Source data:
^^^^

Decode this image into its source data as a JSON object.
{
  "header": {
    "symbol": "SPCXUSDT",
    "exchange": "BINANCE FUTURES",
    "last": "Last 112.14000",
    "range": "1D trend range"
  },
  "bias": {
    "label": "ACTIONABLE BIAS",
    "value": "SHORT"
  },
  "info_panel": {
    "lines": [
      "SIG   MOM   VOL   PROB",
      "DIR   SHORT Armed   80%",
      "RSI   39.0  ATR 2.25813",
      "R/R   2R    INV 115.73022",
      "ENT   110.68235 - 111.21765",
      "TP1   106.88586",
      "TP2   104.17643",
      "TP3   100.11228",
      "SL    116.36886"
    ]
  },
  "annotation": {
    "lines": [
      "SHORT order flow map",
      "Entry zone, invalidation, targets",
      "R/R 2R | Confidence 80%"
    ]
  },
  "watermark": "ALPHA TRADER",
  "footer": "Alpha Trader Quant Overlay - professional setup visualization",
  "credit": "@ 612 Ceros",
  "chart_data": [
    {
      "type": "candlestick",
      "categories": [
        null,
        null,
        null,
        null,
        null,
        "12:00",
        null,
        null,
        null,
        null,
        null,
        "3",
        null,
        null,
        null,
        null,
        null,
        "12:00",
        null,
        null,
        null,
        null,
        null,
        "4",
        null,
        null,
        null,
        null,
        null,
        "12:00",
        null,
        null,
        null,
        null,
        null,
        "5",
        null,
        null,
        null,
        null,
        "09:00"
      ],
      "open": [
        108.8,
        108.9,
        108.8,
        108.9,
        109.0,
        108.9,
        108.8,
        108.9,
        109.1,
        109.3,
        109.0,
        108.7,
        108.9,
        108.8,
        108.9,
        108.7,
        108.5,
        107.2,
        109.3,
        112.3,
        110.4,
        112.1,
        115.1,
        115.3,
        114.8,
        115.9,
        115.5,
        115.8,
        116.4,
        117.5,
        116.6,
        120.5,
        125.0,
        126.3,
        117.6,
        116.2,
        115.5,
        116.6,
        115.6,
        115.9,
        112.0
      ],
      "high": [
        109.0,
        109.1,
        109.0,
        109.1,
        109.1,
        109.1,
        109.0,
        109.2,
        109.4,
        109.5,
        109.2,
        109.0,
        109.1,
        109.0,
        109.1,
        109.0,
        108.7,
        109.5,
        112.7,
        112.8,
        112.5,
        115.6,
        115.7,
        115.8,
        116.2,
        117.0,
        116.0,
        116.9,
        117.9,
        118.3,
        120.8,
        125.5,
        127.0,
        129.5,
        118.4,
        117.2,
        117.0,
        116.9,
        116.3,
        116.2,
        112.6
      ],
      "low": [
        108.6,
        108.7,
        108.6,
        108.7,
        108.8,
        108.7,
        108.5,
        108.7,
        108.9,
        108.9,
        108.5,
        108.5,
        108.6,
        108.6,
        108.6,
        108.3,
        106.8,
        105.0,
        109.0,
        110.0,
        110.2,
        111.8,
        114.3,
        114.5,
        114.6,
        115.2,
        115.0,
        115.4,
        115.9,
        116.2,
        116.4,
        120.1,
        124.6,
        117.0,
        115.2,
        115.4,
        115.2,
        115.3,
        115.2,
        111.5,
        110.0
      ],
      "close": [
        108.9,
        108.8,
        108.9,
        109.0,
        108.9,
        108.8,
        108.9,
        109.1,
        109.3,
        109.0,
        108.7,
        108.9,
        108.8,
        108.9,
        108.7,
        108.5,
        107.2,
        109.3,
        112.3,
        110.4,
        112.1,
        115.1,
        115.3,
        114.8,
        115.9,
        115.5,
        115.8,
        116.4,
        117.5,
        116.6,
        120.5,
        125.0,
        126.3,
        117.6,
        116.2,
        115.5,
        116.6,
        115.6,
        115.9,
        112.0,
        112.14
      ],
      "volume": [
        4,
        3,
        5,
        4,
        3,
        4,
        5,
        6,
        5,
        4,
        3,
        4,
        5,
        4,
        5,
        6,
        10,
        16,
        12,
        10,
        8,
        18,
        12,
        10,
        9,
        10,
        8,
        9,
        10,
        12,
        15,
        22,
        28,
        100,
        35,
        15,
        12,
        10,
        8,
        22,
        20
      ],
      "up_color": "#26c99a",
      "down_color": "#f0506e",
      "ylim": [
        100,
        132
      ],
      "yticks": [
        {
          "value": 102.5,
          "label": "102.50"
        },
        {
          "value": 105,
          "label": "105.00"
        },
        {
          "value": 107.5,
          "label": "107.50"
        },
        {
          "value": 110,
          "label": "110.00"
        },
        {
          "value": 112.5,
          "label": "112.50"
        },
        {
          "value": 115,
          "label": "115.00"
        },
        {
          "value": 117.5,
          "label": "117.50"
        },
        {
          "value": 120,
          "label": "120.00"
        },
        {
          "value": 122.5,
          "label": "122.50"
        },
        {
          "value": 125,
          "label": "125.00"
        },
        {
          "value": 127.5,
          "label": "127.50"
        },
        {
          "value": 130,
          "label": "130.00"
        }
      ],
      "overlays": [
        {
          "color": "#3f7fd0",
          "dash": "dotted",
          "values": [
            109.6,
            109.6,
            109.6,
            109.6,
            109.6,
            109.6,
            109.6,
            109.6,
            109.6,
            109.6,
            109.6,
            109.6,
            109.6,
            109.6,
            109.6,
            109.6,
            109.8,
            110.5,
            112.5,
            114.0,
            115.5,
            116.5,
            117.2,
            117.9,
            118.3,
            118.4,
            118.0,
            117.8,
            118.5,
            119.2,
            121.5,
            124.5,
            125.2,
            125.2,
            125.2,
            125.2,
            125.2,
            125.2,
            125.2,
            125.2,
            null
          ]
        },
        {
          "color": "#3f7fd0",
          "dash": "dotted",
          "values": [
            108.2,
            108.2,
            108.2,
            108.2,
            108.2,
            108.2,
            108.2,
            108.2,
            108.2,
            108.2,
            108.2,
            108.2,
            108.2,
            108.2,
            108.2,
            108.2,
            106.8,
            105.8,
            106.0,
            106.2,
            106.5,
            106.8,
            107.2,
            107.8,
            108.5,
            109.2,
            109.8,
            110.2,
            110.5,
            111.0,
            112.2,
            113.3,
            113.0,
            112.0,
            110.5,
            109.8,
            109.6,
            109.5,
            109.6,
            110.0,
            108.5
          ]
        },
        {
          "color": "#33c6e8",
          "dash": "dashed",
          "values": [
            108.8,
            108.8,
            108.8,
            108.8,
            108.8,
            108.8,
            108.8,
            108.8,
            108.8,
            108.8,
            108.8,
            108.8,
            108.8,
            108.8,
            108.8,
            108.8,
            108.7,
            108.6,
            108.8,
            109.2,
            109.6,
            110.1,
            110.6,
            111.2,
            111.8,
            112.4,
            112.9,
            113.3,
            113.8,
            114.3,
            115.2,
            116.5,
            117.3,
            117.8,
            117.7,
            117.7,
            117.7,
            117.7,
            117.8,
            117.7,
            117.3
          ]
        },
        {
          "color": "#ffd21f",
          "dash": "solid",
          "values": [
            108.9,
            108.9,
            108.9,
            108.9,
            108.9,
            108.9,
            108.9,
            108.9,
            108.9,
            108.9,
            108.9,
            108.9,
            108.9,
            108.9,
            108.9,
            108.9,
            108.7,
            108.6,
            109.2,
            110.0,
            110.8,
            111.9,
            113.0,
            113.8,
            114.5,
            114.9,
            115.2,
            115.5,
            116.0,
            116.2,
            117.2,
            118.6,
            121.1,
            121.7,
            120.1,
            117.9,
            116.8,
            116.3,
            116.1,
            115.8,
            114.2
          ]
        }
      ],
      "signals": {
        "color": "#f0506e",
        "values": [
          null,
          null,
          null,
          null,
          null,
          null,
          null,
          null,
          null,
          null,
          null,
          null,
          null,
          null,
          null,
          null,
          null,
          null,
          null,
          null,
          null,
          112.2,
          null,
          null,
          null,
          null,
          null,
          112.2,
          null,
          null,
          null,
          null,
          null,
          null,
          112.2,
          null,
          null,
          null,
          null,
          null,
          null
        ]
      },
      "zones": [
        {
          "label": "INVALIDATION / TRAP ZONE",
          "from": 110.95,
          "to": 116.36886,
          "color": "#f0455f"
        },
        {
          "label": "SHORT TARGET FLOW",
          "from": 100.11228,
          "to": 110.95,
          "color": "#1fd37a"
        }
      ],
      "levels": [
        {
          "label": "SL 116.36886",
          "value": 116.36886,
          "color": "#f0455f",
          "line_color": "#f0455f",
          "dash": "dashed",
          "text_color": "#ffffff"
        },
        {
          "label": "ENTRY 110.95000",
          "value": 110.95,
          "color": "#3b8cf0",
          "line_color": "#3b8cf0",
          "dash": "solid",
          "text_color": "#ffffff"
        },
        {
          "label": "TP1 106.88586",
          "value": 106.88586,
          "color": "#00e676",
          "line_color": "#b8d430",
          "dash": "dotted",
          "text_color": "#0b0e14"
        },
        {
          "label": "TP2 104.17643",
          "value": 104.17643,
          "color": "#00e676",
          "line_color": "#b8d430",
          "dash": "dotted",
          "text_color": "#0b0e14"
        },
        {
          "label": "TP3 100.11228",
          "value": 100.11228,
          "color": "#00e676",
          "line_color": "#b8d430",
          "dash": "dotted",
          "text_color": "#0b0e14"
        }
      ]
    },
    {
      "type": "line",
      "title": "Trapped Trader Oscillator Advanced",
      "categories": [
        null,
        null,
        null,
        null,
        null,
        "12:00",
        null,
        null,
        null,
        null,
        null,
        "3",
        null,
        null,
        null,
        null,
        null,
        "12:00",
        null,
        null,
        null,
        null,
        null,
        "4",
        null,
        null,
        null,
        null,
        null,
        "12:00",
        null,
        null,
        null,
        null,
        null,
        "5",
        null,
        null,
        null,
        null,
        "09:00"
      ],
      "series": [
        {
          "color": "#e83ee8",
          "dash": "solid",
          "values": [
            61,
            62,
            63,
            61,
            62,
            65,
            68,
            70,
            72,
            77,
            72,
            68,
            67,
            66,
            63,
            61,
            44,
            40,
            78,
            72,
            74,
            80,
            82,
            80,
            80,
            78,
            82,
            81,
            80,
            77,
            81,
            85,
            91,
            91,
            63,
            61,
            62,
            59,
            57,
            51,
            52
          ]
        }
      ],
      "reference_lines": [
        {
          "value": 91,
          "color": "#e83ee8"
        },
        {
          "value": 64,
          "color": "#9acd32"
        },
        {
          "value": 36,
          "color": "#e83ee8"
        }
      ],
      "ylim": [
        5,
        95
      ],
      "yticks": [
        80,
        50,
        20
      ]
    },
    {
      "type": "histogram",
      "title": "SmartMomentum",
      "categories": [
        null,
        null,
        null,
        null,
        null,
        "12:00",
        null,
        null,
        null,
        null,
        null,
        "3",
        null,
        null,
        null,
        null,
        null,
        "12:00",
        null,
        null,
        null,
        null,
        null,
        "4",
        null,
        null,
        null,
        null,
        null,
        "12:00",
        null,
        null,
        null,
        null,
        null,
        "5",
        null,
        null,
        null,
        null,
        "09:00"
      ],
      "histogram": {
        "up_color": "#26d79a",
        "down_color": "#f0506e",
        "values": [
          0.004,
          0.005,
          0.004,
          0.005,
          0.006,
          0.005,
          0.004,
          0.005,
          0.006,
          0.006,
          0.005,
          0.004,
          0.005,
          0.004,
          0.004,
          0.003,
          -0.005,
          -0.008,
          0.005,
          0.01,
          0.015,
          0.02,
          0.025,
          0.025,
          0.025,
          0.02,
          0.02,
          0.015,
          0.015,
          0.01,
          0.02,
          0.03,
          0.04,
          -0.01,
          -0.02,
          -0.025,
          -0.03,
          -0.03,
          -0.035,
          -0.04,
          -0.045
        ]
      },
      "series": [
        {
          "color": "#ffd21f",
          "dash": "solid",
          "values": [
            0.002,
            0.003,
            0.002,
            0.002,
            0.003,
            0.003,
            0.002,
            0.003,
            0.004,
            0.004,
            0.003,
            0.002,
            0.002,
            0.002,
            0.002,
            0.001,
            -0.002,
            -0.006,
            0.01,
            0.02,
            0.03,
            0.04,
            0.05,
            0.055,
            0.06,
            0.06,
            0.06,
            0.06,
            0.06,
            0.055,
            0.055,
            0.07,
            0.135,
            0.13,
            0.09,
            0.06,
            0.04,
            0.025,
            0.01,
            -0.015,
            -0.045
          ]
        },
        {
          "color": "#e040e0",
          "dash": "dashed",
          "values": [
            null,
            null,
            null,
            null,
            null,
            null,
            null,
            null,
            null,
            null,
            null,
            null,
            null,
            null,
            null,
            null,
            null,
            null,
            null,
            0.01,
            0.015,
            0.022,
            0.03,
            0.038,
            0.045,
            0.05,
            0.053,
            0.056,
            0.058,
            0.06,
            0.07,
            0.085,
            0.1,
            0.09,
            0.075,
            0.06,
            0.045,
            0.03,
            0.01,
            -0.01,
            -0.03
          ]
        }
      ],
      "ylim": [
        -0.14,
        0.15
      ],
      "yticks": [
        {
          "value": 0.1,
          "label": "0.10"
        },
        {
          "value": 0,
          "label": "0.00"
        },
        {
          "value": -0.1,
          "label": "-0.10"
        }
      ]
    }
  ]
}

^^^^

Using the material above, gather every line that includes "title".

Expected output:
      "title": "Trapped Trader Oscillator Advanced",
      "title": "SmartMomentum",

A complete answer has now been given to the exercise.